- **SET TASK**:
Copy the listing below word for word, but leave out the picture.
+-------+
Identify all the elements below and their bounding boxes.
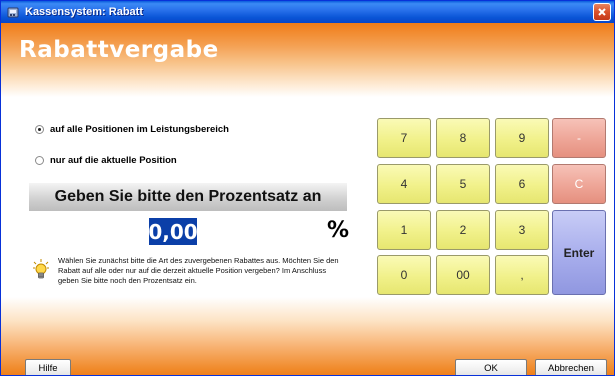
close-button[interactable] [593, 3, 611, 21]
key-5[interactable]: 5 [436, 164, 490, 204]
ok-button[interactable]: OK [455, 359, 527, 375]
key-4[interactable]: 4 [377, 164, 431, 204]
percentage-input[interactable]: 0,00 [148, 218, 198, 245]
option-all-positions-label: auf alle Positionen im Leistungsbereich [50, 124, 229, 135]
key-6[interactable]: 6 [495, 164, 549, 204]
radio-all-positions[interactable] [35, 125, 44, 134]
percentage-prompt: Geben Sie bitte den Prozentsatz an [29, 183, 347, 211]
key-00[interactable]: 00 [436, 255, 490, 295]
key-1[interactable]: 1 [377, 210, 431, 250]
key-8[interactable]: 8 [436, 118, 490, 158]
radio-current-position[interactable] [35, 156, 44, 165]
window-title: Kassensystem: Rabatt [25, 6, 143, 18]
key-0[interactable]: 0 [377, 255, 431, 295]
option-current-position[interactable]: nur auf die aktuelle Position [35, 155, 177, 166]
key-minus[interactable]: - [552, 118, 606, 158]
key-3[interactable]: 3 [495, 210, 549, 250]
app-icon [6, 5, 20, 19]
header-banner: Rabattvergabe [1, 23, 614, 97]
option-current-position-label: nur auf die aktuelle Position [50, 155, 177, 166]
cancel-button[interactable]: Abbrechen [535, 359, 607, 375]
key-enter[interactable]: Enter [552, 210, 606, 295]
key-clear[interactable]: C [552, 164, 606, 204]
key-2[interactable]: 2 [436, 210, 490, 250]
help-button[interactable]: Hilfe [25, 359, 71, 375]
key-7[interactable]: 7 [377, 118, 431, 158]
lightbulb-icon [33, 259, 49, 281]
kassensystem-rabatt-window: Kassensystem: Rabatt Rabattvergabe auf a… [0, 0, 615, 376]
key-comma[interactable]: , [495, 255, 549, 295]
info-text: Wählen Sie zunächst bitte die Art des zu… [58, 256, 339, 285]
percent-unit: % [327, 218, 350, 243]
close-icon [598, 8, 606, 16]
title-bar[interactable]: Kassensystem: Rabatt [1, 1, 614, 23]
option-all-positions[interactable]: auf alle Positionen im Leistungsbereich [35, 124, 229, 135]
key-9[interactable]: 9 [495, 118, 549, 158]
page-title: Rabattvergabe [19, 37, 219, 63]
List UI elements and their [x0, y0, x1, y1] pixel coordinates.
+-------+
- **REPLY**:
Identify all the elements below and their bounding boxes.
close-button[interactable] [593, 3, 611, 21]
key-5[interactable]: 5 [436, 164, 490, 204]
ok-button[interactable]: OK [455, 359, 527, 375]
key-4[interactable]: 4 [377, 164, 431, 204]
percentage-input[interactable]: 0,00 [148, 218, 198, 245]
option-all-positions-label: auf alle Positionen im Leistungsbereich [50, 124, 229, 135]
key-6[interactable]: 6 [495, 164, 549, 204]
radio-all-positions[interactable] [35, 125, 44, 134]
percentage-prompt: Geben Sie bitte den Prozentsatz an [29, 183, 347, 211]
key-00[interactable]: 00 [436, 255, 490, 295]
key-1[interactable]: 1 [377, 210, 431, 250]
key-8[interactable]: 8 [436, 118, 490, 158]
radio-current-position[interactable] [35, 156, 44, 165]
window-title: Kassensystem: Rabatt [25, 6, 143, 18]
key-0[interactable]: 0 [377, 255, 431, 295]
option-current-position[interactable]: nur auf die aktuelle Position [35, 155, 177, 166]
key-minus[interactable]: - [552, 118, 606, 158]
key-3[interactable]: 3 [495, 210, 549, 250]
app-icon [6, 5, 20, 19]
header-banner: Rabattvergabe [1, 23, 614, 97]
option-current-position-label: nur auf die aktuelle Position [50, 155, 177, 166]
cancel-button[interactable]: Abbrechen [535, 359, 607, 375]
key-enter[interactable]: Enter [552, 210, 606, 295]
key-clear[interactable]: C [552, 164, 606, 204]
key-2[interactable]: 2 [436, 210, 490, 250]
help-button[interactable]: Hilfe [25, 359, 71, 375]
key-7[interactable]: 7 [377, 118, 431, 158]
lightbulb-icon [33, 259, 49, 281]
kassensystem-rabatt-window: Kassensystem: Rabatt Rabattvergabe auf a… [0, 0, 615, 376]
key-comma[interactable]: , [495, 255, 549, 295]
info-text: Wählen Sie zunächst bitte die Art des zu… [58, 256, 339, 285]
percent-unit: % [327, 218, 350, 243]
close-icon [598, 8, 606, 16]
title-bar[interactable]: Kassensystem: Rabatt [1, 1, 614, 23]
option-all-positions[interactable]: auf alle Positionen im Leistungsbereich [35, 124, 229, 135]
key-9[interactable]: 9 [495, 118, 549, 158]
page-title: Rabattvergabe [19, 37, 219, 63]
List UI elements and their [x0, y0, x1, y1] pixel coordinates.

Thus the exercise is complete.